Stored records
• • • •

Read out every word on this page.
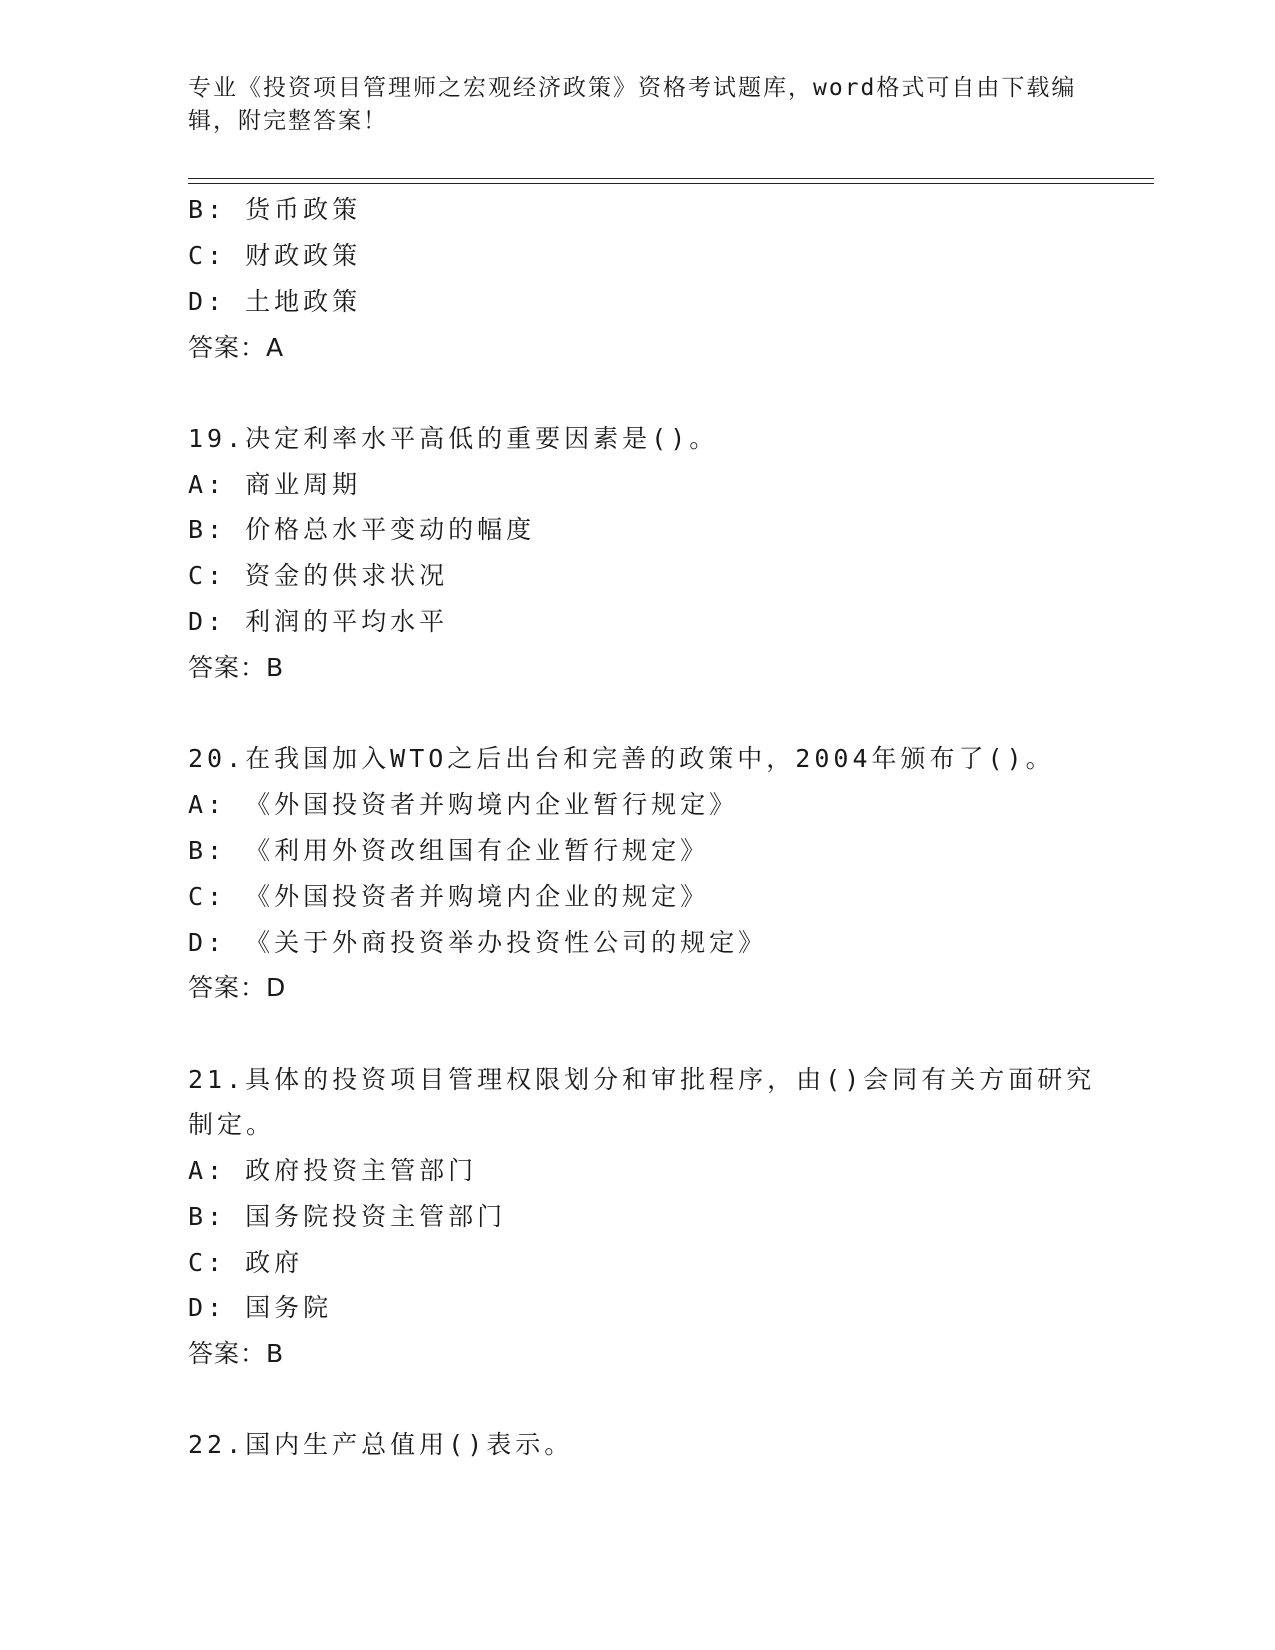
专业《投资项目管理师之宏观经济政策》资格考试题库，word格式可自由下载编辑，附完整答案！
B: 货币政策
C: 财政政策
D: 土地政策
答案：A
19.决定利率水平高低的重要因素是()。
A: 商业周期
B: 价格总水平变动的幅度
C: 资金的供求状况
D: 利润的平均水平
答案：B
20.在我国加入WTO之后出台和完善的政策中，2004年颁布了()。
A: 《外国投资者并购境内企业暂行规定》
B: 《利用外资改组国有企业暂行规定》
C: 《外国投资者并购境内企业的规定》
D: 《关于外商投资举办投资性公司的规定》
答案：D
21.具体的投资项目管理权限划分和审批程序，由()会同有关方面研究
制定。
A: 政府投资主管部门
B: 国务院投资主管部门
C: 政府
D: 国务院
答案：B
22.国内生产总值用()表示。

• • • •

• _EXERCISE PROMPT_: Reproduce all the entries that precede this task, word for word, minus any pictures.

• _OUTPUT FOR THIS EXERCISE_:
Read out every word on this page.
专业《投资项目管理师之宏观经济政策》资格考试题库，word格式可自由下载编辑，附完整答案！
B: 货币政策
C: 财政政策
D: 土地政策
答案：A
19.决定利率水平高低的重要因素是()。
A: 商业周期
B: 价格总水平变动的幅度
C: 资金的供求状况
D: 利润的平均水平
答案：B
20.在我国加入WTO之后出台和完善的政策中，2004年颁布了()。
A: 《外国投资者并购境内企业暂行规定》
B: 《利用外资改组国有企业暂行规定》
C: 《外国投资者并购境内企业的规定》
D: 《关于外商投资举办投资性公司的规定》
答案：D
21.具体的投资项目管理权限划分和审批程序，由()会同有关方面研究
制定。
A: 政府投资主管部门
B: 国务院投资主管部门
C: 政府
D: 国务院
答案：B
22.国内生产总值用()表示。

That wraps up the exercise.